*** Record extracts
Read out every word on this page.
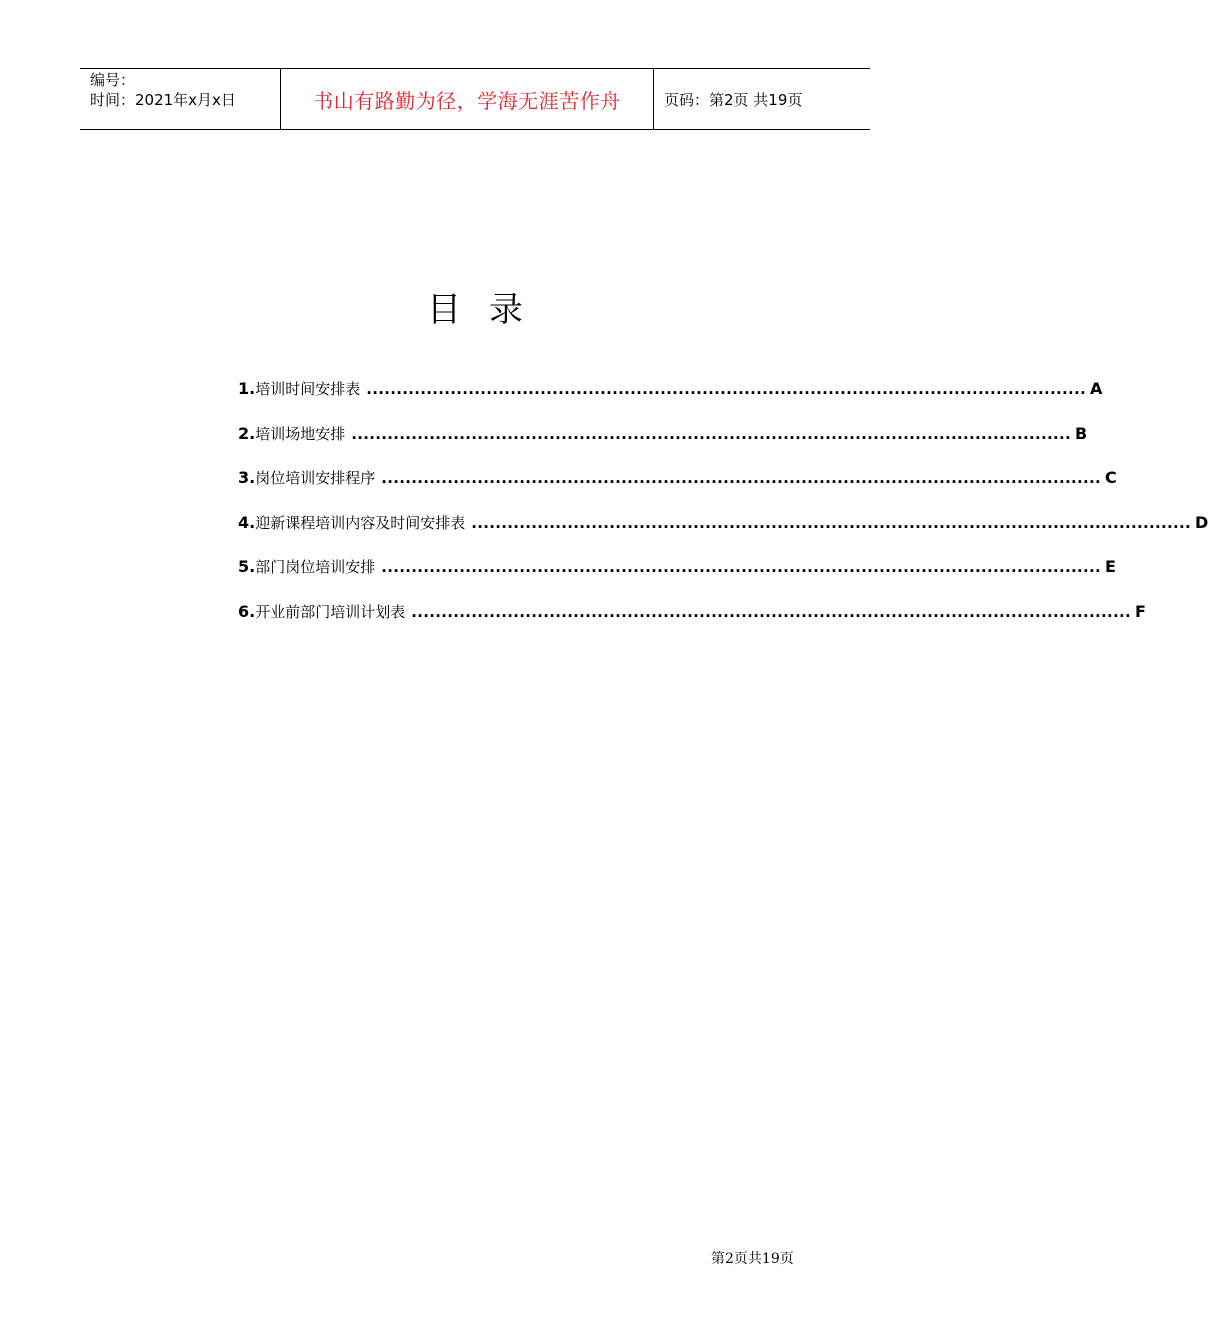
编号：
时间：2021年x月x日	书山有路勤为径，学海无涯苦作舟	页码：第2页 共19页
目录
1. 培训时间安排表 ........................................................................................................................ A
2. 培训场地安排 ........................................................................................................................ B
3. 岗位培训安排程序 ........................................................................................................................ C
4. 迎新课程培训内容及时间安排表 ........................................................................................................................ D
5. 部门岗位培训安排 ........................................................................................................................ E
6. 开业前部门培训计划表 ........................................................................................................................ F
第2页共19页
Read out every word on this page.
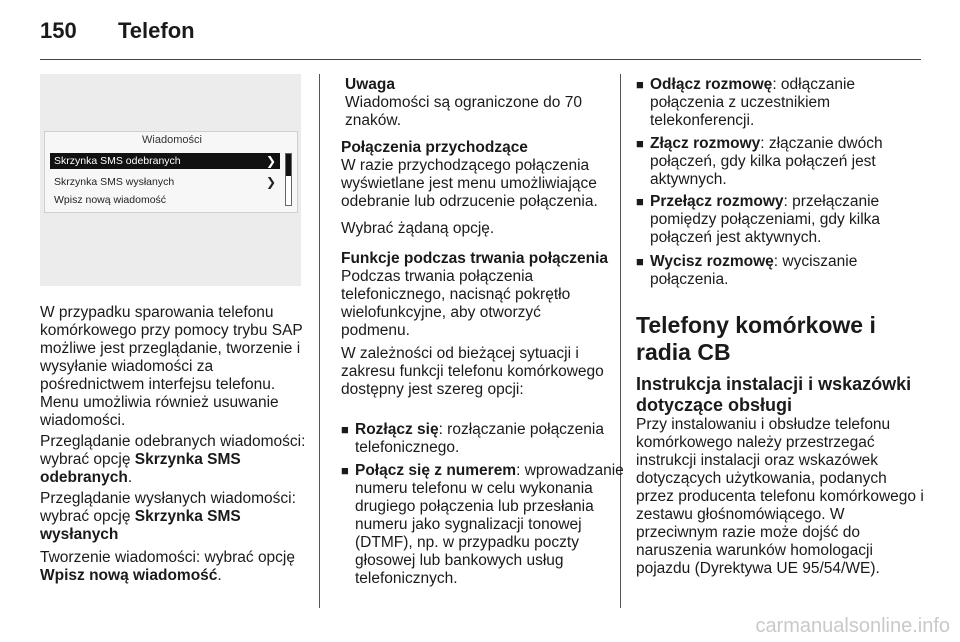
150 Telefon
Wiadomości
Skrzynka SMS odebranych	❯
Skrzynka SMS wysłanych	❯
Wpisz nową wiadomość
W przypadku sparowania telefonu komórkowego przy pomocy trybu SAP możliwe jest przeglądanie, tworzenie i wysyłanie wiadomości za pośrednictwem interfejsu telefonu. Menu umożliwia również usuwanie wiadomości.
Przeglądanie odebranych wiadomości: wybrać opcję Skrzynka SMS odebranych.
Przeglądanie wysłanych wiadomości: wybrać opcję Skrzynka SMS wysłanych
Tworzenie wiadomości: wybrać opcję Wpisz nową wiadomość.
Uwaga
Wiadomości są ograniczone do 70 znaków.
Połączenia przychodzące
W razie przychodzącego połączenia wyświetlane jest menu umożliwiające odebranie lub odrzucenie połączenia.
Wybrać żądaną opcję.
Funkcje podczas trwania połączenia
Podczas trwania połączenia telefonicznego, nacisnąć pokrętło wielofunkcyjne, aby otworzyć podmenu.
W zależności od bieżącej sytuacji i zakresu funkcji telefonu komórkowego dostępny jest szereg opcji:
■ Rozłącz się: rozłączanie połączenia telefonicznego.
■ Połącz się z numerem: wprowadzanie numeru telefonu w celu wykonania drugiego połączenia lub przesłania numeru jako sygnalizacji tonowej (DTMF), np. w przypadku poczty głosowej lub bankowych usług telefonicznych.
■ Odłącz rozmowę: odłączanie połączenia z uczestnikiem telekonferencji.
■ Złącz rozmowy: złączanie dwóch połączeń, gdy kilka połączeń jest aktywnych.
■ Przełącz rozmowy: przełączanie pomiędzy połączeniami, gdy kilka połączeń jest aktywnych.
■ Wycisz rozmowę: wyciszanie połączenia.
Telefony komórkowe i radia CB
Instrukcja instalacji i wskazówki dotyczące obsługi
Przy instalowaniu i obsłudze telefonu komórkowego należy przestrzegać instrukcji instalacji oraz wskazówek dotyczących użytkowania, podanych przez producenta telefonu komórkowego i zestawu głośnomówiącego. W przeciwnym razie może dojść do naruszenia warunków homologacji pojazdu (Dyrektywa UE 95/54/WE).
carmanualsonline.info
******
## Problem details
Retype the listing exactly. Pictures do not belong in the copy.

## Written answer
Read out every word on this page.
编号：
时间：2021年x月x日	书山有路勤为径，学海无涯苦作舟	页码：第2页 共19页
目录
1. 培训时间安排表 ........................................................................................................................ A
2. 培训场地安排 ........................................................................................................................ B
3. 岗位培训安排程序 ........................................................................................................................ C
4. 迎新课程培训内容及时间安排表 ........................................................................................................................ D
5. 部门岗位培训安排 ........................................................................................................................ E
6. 开业前部门培训计划表 ........................................................................................................................ F
第2页共19页
Read out every word on this page.
150 Telefon
Wiadomości
Skrzynka SMS odebranych	❯
Skrzynka SMS wysłanych	❯
Wpisz nową wiadomość
W przypadku sparowania telefonu komórkowego przy pomocy trybu SAP możliwe jest przeglądanie, tworzenie i wysyłanie wiadomości za pośrednictwem interfejsu telefonu. Menu umożliwia również usuwanie wiadomości.
Przeglądanie odebranych wiadomości: wybrać opcję Skrzynka SMS odebranych.
Przeglądanie wysłanych wiadomości: wybrać opcję Skrzynka SMS wysłanych
Tworzenie wiadomości: wybrać opcję Wpisz nową wiadomość.
Uwaga
Wiadomości są ograniczone do 70 znaków.
Połączenia przychodzące
W razie przychodzącego połączenia wyświetlane jest menu umożliwiające odebranie lub odrzucenie połączenia.
Wybrać żądaną opcję.
Funkcje podczas trwania połączenia
Podczas trwania połączenia telefonicznego, nacisnąć pokrętło wielofunkcyjne, aby otworzyć podmenu.
W zależności od bieżącej sytuacji i zakresu funkcji telefonu komórkowego dostępny jest szereg opcji:
■ Rozłącz się: rozłączanie połączenia telefonicznego.
■ Połącz się z numerem: wprowadzanie numeru telefonu w celu wykonania drugiego połączenia lub przesłania numeru jako sygnalizacji tonowej (DTMF), np. w przypadku poczty głosowej lub bankowych usług telefonicznych.
■ Odłącz rozmowę: odłączanie połączenia z uczestnikiem telekonferencji.
■ Złącz rozmowy: złączanie dwóch połączeń, gdy kilka połączeń jest aktywnych.
■ Przełącz rozmowy: przełączanie pomiędzy połączeniami, gdy kilka połączeń jest aktywnych.
■ Wycisz rozmowę: wyciszanie połączenia.
Telefony komórkowe i radia CB
Instrukcja instalacji i wskazówki dotyczące obsługi
Przy instalowaniu i obsłudze telefonu komórkowego należy przestrzegać instrukcji instalacji oraz wskazówek dotyczących użytkowania, podanych przez producenta telefonu komórkowego i zestawu głośnomówiącego. W przeciwnym razie może dojść do naruszenia warunków homologacji pojazdu (Dyrektywa UE 95/54/WE).
carmanualsonline.info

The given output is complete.